Action item
Among the records, which lines include "footnote"? List them.

________________

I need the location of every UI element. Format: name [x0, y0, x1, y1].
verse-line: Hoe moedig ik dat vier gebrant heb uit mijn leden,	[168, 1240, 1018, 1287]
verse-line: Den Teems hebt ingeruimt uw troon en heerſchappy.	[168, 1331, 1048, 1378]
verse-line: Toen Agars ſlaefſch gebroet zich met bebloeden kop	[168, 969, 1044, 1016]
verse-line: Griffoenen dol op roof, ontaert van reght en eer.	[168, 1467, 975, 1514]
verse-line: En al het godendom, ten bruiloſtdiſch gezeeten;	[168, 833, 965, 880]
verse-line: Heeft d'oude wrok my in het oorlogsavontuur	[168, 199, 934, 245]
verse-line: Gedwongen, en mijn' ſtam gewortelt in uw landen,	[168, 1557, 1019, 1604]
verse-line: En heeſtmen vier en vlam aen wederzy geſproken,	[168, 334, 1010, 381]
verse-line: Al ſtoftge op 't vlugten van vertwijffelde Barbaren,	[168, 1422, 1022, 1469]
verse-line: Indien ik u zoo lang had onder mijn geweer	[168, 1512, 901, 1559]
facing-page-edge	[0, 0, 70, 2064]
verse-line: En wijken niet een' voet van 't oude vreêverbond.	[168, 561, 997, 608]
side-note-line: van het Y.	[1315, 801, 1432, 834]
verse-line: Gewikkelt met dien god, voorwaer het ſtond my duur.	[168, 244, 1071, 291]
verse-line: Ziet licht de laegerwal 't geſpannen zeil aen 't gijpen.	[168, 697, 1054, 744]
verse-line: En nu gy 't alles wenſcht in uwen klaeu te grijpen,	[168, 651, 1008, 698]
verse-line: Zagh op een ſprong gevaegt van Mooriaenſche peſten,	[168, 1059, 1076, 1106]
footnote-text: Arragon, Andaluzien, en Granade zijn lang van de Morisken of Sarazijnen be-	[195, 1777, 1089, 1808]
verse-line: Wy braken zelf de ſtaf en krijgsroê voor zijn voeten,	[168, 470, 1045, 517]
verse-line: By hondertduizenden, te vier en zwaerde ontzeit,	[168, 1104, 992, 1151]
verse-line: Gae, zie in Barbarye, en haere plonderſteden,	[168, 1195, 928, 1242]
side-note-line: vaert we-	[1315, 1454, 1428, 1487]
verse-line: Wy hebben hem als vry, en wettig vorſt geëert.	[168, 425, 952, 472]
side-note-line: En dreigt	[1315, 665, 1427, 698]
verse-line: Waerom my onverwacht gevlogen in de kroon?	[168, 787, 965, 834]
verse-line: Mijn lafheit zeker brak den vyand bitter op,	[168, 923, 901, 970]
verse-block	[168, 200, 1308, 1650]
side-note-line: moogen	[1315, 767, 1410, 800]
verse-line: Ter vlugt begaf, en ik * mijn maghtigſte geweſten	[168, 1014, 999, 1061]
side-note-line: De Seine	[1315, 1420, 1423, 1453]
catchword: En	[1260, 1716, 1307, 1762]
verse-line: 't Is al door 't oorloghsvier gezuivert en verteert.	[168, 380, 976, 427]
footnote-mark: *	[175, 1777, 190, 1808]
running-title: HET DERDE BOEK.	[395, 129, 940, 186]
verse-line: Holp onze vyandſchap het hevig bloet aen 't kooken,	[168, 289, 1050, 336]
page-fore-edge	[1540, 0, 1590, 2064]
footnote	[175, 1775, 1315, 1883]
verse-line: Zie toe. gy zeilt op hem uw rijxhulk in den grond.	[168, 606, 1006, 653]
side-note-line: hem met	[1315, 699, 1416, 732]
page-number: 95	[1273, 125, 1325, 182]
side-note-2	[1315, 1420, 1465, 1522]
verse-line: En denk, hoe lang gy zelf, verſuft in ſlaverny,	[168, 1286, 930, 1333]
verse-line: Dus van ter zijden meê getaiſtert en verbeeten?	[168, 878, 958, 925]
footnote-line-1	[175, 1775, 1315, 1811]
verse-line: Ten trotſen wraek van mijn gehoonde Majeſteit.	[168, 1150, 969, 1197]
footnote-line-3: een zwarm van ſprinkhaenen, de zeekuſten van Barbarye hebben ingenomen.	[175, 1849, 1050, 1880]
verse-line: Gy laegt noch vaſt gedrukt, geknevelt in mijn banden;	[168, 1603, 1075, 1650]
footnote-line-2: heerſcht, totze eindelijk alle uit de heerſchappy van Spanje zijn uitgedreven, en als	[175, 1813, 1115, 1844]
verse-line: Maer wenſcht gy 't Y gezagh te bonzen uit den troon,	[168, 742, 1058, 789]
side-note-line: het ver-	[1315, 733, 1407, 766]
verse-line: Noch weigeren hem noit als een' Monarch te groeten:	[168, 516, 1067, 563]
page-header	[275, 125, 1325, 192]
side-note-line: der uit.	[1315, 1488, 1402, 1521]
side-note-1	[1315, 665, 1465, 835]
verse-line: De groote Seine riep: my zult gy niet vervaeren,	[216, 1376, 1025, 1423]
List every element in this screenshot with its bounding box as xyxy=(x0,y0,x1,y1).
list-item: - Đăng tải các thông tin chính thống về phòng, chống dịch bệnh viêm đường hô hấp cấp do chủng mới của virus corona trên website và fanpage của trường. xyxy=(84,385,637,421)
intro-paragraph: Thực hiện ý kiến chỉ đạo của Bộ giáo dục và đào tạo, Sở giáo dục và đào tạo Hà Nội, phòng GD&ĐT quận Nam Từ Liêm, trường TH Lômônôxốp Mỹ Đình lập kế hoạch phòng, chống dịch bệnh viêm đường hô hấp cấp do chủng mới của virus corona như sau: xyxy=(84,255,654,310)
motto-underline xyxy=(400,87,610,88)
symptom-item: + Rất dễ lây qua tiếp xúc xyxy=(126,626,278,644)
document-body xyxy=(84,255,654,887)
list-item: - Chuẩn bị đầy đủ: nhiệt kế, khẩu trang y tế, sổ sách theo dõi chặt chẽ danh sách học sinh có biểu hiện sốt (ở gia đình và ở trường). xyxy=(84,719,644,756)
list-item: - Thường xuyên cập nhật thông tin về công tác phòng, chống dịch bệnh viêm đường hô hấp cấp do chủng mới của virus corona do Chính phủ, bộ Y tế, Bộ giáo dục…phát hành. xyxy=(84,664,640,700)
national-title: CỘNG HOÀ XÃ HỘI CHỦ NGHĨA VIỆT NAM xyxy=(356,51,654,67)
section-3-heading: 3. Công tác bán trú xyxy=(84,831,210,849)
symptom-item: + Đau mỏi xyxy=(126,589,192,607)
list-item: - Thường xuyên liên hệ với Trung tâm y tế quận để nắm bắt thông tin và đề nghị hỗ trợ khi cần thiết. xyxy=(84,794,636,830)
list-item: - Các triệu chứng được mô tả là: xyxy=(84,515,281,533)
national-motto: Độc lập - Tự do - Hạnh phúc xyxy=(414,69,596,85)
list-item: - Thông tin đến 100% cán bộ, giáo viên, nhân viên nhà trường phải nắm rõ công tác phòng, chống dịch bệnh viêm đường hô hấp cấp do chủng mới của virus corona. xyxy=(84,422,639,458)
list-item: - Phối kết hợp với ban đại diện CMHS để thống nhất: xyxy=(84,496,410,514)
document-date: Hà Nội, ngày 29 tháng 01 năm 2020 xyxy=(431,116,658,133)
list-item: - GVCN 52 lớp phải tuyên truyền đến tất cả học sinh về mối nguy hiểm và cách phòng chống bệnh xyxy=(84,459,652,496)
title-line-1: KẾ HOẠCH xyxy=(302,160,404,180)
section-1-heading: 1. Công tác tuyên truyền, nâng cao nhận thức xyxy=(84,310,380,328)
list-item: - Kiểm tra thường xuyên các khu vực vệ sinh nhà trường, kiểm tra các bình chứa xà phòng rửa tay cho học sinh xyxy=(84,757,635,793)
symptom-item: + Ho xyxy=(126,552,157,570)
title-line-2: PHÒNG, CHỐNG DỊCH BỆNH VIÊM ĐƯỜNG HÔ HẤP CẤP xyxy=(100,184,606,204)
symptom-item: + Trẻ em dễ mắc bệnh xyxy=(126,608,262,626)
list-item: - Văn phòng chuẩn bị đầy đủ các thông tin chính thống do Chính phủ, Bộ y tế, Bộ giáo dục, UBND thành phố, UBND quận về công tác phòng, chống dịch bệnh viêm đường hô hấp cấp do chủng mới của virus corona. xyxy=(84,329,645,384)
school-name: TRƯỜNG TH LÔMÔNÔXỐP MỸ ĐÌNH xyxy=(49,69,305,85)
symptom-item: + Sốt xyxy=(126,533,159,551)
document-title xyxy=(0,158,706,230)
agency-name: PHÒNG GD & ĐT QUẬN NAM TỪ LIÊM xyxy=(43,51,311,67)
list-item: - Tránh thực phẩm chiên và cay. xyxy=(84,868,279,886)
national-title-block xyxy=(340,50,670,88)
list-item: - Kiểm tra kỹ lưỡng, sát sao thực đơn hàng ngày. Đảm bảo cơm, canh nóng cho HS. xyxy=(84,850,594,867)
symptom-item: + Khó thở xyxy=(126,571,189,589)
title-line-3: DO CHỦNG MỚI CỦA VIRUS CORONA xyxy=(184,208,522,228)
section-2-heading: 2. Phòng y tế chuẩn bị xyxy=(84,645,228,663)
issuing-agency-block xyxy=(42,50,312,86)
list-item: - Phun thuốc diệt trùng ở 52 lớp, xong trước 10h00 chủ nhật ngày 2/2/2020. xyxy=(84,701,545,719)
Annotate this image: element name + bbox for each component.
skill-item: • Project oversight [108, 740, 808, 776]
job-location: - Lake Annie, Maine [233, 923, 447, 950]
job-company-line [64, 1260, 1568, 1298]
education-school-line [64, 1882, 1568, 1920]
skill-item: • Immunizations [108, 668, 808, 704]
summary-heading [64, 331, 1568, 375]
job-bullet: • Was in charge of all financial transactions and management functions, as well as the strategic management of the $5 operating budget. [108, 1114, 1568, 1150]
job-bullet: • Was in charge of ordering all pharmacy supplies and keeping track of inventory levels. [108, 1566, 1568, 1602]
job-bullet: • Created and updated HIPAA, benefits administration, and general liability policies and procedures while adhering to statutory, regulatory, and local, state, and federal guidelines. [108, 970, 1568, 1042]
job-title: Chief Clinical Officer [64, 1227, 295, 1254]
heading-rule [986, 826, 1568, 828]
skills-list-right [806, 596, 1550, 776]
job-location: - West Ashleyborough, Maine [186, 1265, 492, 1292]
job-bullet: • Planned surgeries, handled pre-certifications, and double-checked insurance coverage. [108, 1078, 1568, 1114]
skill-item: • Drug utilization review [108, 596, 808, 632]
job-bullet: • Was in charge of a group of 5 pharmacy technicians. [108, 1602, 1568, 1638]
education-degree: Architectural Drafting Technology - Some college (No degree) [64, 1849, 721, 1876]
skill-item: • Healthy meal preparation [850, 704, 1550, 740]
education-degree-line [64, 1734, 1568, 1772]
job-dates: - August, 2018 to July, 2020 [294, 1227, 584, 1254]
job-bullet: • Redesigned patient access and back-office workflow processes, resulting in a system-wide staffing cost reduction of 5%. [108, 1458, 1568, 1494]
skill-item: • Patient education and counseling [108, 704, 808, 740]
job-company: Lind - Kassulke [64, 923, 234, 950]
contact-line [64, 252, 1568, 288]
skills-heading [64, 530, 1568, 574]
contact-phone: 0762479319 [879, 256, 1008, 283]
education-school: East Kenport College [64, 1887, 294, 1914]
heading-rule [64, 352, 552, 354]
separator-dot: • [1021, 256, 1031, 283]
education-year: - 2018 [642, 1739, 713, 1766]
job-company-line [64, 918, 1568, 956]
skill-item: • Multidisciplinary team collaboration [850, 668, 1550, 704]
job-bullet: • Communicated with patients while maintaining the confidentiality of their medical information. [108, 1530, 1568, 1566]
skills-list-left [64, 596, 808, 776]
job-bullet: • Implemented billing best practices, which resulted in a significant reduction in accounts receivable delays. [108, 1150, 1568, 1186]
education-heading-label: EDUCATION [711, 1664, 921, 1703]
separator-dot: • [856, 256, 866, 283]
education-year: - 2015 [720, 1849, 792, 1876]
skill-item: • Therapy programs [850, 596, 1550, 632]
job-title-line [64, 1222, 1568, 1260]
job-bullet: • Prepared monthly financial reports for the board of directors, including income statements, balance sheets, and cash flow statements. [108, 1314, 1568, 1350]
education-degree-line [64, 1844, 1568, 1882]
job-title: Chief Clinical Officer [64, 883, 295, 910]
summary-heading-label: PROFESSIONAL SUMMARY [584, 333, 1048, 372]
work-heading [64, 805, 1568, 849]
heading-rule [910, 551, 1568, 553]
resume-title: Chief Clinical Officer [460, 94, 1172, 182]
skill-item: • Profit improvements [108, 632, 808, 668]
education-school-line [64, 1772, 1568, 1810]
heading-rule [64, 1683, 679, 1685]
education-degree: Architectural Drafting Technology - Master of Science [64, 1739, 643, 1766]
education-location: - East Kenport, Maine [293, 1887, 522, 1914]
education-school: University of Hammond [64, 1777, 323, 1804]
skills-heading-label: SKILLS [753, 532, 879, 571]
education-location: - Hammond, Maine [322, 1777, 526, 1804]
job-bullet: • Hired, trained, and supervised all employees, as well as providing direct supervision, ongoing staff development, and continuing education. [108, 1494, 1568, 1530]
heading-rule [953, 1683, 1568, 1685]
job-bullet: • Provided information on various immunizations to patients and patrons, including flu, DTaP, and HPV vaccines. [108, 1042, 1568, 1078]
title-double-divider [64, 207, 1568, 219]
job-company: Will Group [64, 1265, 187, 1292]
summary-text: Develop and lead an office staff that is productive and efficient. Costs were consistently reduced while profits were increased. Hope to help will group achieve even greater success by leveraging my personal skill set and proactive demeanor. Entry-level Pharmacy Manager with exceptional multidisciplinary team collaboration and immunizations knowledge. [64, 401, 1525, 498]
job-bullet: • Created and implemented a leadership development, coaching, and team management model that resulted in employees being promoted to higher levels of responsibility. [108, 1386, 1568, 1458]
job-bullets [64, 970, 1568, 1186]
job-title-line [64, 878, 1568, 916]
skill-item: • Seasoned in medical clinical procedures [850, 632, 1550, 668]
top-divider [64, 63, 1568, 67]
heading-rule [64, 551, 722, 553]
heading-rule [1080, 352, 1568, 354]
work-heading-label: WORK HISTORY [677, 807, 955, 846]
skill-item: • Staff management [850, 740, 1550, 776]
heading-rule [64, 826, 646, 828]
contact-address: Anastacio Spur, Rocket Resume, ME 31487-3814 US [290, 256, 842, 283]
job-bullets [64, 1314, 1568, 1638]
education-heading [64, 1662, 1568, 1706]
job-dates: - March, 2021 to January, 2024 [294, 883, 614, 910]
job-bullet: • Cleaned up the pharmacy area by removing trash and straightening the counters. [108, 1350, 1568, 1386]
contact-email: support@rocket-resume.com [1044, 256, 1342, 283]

________________

Response to this exercise
footnote-text: Arragon, Andaluzien, en Granade zijn lang van de Morisken of Sarazijnen be-	[195, 1777, 1089, 1808]
footnote-mark: *	[175, 1777, 190, 1808]
footnote	[175, 1775, 1315, 1883]
footnote-line-1	[175, 1775, 1315, 1811]
footnote-line-3: een zwarm van ſprinkhaenen, de zeekuſten van Barbarye hebben ingenomen.	[175, 1849, 1050, 1880]
footnote-line-2: heerſcht, totze eindelijk alle uit de heerſchappy van Spanje zijn uitgedreven, en als	[175, 1813, 1115, 1844]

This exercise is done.